What is expected » Copy out all lines that carry the word "Angela".

Input records »
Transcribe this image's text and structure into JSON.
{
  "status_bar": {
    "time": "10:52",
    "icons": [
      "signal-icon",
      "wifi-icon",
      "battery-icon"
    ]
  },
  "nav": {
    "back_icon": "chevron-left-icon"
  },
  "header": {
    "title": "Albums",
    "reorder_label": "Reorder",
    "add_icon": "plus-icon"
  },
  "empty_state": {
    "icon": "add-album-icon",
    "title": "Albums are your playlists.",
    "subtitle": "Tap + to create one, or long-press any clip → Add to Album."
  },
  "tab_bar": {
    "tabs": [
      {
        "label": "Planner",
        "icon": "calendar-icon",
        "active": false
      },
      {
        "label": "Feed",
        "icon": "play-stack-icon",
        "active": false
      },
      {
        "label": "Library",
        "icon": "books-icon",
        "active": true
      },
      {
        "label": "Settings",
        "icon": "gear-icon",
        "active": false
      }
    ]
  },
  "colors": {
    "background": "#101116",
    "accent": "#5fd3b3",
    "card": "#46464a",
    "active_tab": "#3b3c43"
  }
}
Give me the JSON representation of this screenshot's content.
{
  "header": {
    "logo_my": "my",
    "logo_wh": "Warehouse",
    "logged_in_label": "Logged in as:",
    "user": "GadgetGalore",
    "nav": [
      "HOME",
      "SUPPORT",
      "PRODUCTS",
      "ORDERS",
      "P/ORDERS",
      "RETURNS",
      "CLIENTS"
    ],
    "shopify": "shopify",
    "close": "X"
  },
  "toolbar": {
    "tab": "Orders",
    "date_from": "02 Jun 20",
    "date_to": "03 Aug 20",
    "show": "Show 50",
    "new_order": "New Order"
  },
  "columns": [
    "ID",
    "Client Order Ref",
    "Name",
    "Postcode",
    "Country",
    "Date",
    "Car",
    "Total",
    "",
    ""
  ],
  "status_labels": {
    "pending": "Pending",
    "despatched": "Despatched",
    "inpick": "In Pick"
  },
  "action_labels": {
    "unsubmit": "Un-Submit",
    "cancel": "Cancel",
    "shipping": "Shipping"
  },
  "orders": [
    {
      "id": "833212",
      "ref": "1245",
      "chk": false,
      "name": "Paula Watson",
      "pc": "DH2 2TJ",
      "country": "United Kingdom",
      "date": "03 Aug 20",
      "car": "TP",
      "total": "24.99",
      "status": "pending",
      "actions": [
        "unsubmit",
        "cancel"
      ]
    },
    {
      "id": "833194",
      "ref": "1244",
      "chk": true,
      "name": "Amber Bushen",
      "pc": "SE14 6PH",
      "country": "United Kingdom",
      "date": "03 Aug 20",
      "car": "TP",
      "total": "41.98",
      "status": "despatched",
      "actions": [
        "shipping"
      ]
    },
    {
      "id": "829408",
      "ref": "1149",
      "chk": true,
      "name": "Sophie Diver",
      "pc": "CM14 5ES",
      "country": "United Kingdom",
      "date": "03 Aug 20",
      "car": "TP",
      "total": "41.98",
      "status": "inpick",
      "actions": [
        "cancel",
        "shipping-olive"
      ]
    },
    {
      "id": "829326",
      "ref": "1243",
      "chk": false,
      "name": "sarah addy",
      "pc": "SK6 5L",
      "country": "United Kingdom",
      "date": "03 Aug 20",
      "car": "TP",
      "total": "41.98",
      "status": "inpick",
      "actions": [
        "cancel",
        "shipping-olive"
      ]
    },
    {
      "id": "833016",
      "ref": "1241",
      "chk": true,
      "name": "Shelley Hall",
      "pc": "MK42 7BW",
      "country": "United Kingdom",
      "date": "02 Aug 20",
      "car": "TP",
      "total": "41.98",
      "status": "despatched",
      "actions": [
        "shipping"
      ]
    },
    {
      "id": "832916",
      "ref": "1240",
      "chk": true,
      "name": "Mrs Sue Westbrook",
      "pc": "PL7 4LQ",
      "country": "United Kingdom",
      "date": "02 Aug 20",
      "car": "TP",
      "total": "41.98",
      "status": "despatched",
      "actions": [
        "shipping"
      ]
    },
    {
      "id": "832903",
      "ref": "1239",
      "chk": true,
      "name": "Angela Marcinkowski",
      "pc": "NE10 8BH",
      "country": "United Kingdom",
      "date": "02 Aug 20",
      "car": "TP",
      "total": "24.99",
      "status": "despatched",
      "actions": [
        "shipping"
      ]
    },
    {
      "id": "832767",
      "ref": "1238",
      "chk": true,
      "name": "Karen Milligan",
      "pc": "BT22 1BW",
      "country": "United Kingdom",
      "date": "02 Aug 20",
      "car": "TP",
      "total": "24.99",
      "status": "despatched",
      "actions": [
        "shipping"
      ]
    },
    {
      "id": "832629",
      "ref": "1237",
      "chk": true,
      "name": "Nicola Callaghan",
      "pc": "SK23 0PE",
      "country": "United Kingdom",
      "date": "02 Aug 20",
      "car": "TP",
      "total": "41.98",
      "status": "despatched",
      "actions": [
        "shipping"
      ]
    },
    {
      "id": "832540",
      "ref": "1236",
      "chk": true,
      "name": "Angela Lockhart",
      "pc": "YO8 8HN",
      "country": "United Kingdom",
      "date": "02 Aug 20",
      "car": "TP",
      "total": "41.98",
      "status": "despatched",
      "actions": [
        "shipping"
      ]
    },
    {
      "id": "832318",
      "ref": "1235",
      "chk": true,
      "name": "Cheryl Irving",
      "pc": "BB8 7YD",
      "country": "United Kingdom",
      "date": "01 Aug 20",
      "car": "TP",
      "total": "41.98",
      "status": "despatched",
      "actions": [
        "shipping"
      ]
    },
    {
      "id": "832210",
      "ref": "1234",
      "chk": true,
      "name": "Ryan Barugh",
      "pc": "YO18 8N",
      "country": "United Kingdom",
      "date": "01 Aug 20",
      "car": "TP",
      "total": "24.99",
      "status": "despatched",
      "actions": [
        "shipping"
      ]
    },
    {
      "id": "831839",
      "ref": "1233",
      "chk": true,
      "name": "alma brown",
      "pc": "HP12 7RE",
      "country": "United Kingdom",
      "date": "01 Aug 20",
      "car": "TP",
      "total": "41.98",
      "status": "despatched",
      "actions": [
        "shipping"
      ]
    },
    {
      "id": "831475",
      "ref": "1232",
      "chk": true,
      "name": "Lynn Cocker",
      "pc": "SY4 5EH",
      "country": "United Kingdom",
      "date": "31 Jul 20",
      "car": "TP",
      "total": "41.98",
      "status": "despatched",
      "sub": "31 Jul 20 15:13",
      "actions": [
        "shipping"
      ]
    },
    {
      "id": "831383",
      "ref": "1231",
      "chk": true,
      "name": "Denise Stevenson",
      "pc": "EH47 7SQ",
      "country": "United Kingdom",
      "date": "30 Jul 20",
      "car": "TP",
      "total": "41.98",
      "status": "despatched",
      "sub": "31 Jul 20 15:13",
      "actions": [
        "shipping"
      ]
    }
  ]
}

Exercise answer »
      "name": "Angela Marcinkowski",
      "name": "Angela Lockhart",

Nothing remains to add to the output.